* [WHAT TO WORK ON]: Reproduce every record exactly as it appears, but not the pictures.

* [DATA IN THIS EXERCISE]:
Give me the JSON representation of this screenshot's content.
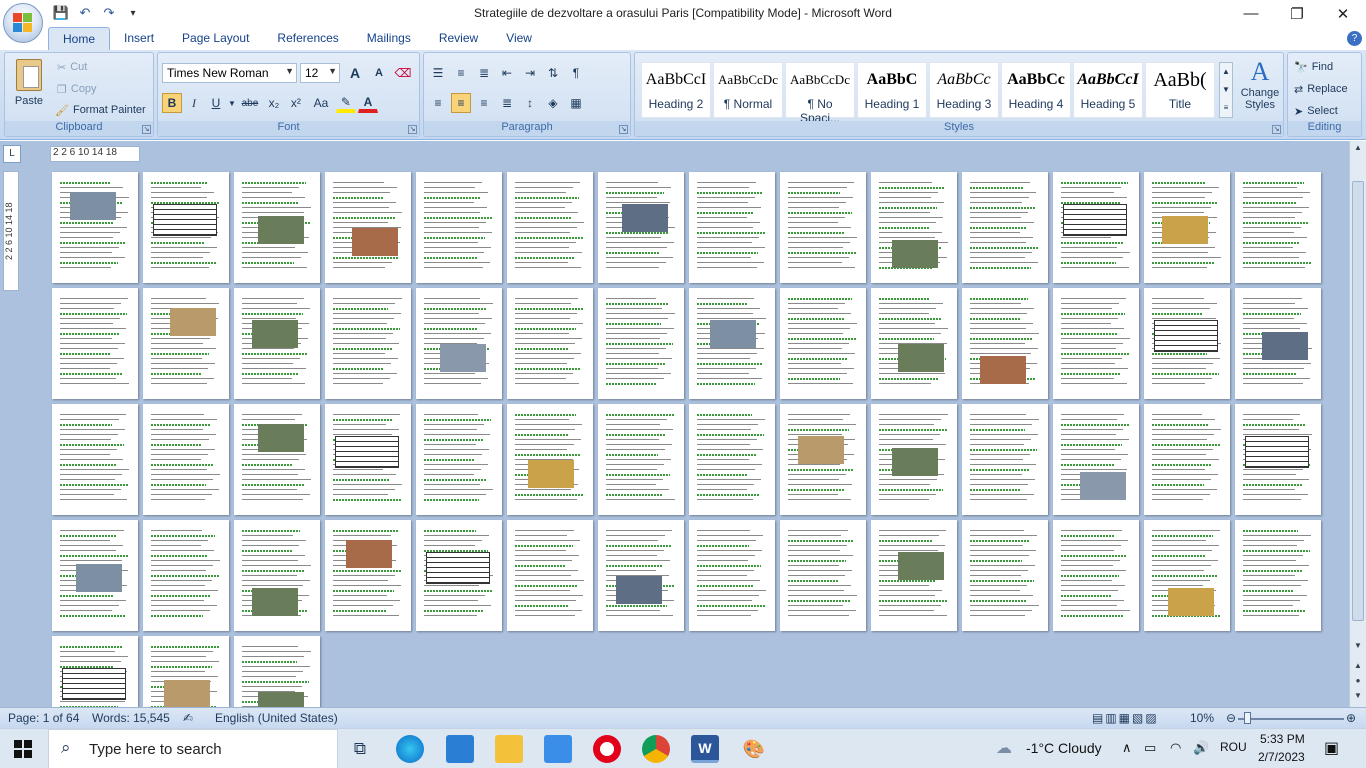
{
  "window": {
    "title": "Strategiile de dezvoltare a orasului Paris [Compatibility Mode] - Microsoft Word",
    "minimize": "—",
    "restore": "❐",
    "close": "✕"
  },
  "qat": {
    "save": "💾",
    "undo": "↶",
    "redo": "↷",
    "customize": "▾"
  },
  "tabs": [
    "Home",
    "Insert",
    "Page Layout",
    "References",
    "Mailings",
    "Review",
    "View"
  ],
  "help": "?",
  "ribbon": {
    "clipboard": {
      "label": "Clipboard",
      "paste": "Paste",
      "cut": "Cut",
      "copy": "Copy",
      "format_painter": "Format Painter"
    },
    "font": {
      "label": "Font",
      "family": "Times New Roman",
      "size": "12",
      "grow": "A",
      "shrink": "A",
      "bold": "B",
      "italic": "I",
      "underline": "U",
      "strike": "abe",
      "subscript": "x₂",
      "superscript": "x²",
      "change_case": "Aa"
    },
    "paragraph": {
      "label": "Paragraph"
    },
    "styles": {
      "label": "Styles",
      "items": [
        {
          "sample": "AaBbCcI",
          "name": "Heading 2"
        },
        {
          "sample": "AaBbCcDc",
          "name": "¶ Normal"
        },
        {
          "sample": "AaBbCcDc",
          "name": "¶ No Spaci..."
        },
        {
          "sample": "AaBbC",
          "name": "Heading 1"
        },
        {
          "sample": "AaBbCc",
          "name": "Heading 3"
        },
        {
          "sample": "AaBbCc",
          "name": "Heading 4"
        },
        {
          "sample": "AaBbCcI",
          "name": "Heading 5"
        },
        {
          "sample": "AaBb(",
          "name": "Title"
        }
      ],
      "change_styles": "Change Styles"
    },
    "editing": {
      "label": "Editing",
      "find": "Find",
      "replace": "Replace",
      "select": "Select"
    }
  },
  "ruler": {
    "h_ticks": "2  2   6  10  14  18",
    "v_ticks": "2  2  6  10  14  18"
  },
  "status": {
    "page": "Page: 1 of 64",
    "words": "Words: 15,545",
    "language": "English (United States)",
    "zoom": "10%"
  },
  "taskbar": {
    "search_placeholder": "Type here to search",
    "weather": "-1°C  Cloudy",
    "lang": "ROU",
    "time": "5:33 PM",
    "date": "2/7/2023"
  },
  "colors": {
    "accent": "#2b579a",
    "ribbon_bg": "#c5d8ef",
    "doc_bg": "#abc1de"
  }
}
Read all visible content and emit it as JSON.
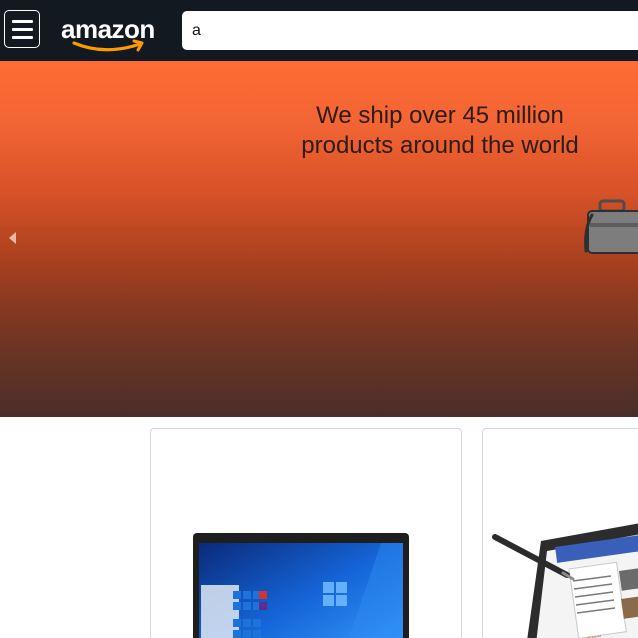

* [ANSWER BELOW]:
Give me the JSON representation of this screenshot's content.
{
  "window": {
    "title": "Strategiile de dezvoltare a orasului Paris [Compatibility Mode] - Microsoft Word",
    "minimize": "—",
    "restore": "❐",
    "close": "✕"
  },
  "qat": {
    "save": "💾",
    "undo": "↶",
    "redo": "↷",
    "customize": "▾"
  },
  "tabs": [
    "Home",
    "Insert",
    "Page Layout",
    "References",
    "Mailings",
    "Review",
    "View"
  ],
  "help": "?",
  "ribbon": {
    "clipboard": {
      "label": "Clipboard",
      "paste": "Paste",
      "cut": "Cut",
      "copy": "Copy",
      "format_painter": "Format Painter"
    },
    "font": {
      "label": "Font",
      "family": "Times New Roman",
      "size": "12",
      "grow": "A",
      "shrink": "A",
      "bold": "B",
      "italic": "I",
      "underline": "U",
      "strike": "abe",
      "subscript": "x₂",
      "superscript": "x²",
      "change_case": "Aa"
    },
    "paragraph": {
      "label": "Paragraph"
    },
    "styles": {
      "label": "Styles",
      "items": [
        {
          "sample": "AaBbCcI",
          "name": "Heading 2"
        },
        {
          "sample": "AaBbCcDc",
          "name": "¶ Normal"
        },
        {
          "sample": "AaBbCcDc",
          "name": "¶ No Spaci..."
        },
        {
          "sample": "AaBbC",
          "name": "Heading 1"
        },
        {
          "sample": "AaBbCc",
          "name": "Heading 3"
        },
        {
          "sample": "AaBbCc",
          "name": "Heading 4"
        },
        {
          "sample": "AaBbCcI",
          "name": "Heading 5"
        },
        {
          "sample": "AaBb(",
          "name": "Title"
        }
      ],
      "change_styles": "Change Styles"
    },
    "editing": {
      "label": "Editing",
      "find": "Find",
      "replace": "Replace",
      "select": "Select"
    }
  },
  "ruler": {
    "h_ticks": "2  2   6  10  14  18",
    "v_ticks": "2  2  6  10  14  18"
  },
  "status": {
    "page": "Page: 1 of 64",
    "words": "Words: 15,545",
    "language": "English (United States)",
    "zoom": "10%"
  },
  "taskbar": {
    "search_placeholder": "Type here to search",
    "weather": "-1°C  Cloudy",
    "lang": "ROU",
    "time": "5:33 PM",
    "date": "2/7/2023"
  },
  "colors": {
    "accent": "#2b579a",
    "ribbon_bg": "#c5d8ef",
    "doc_bg": "#abc1de"
  }
}
Read all visible content and emit it as JSON.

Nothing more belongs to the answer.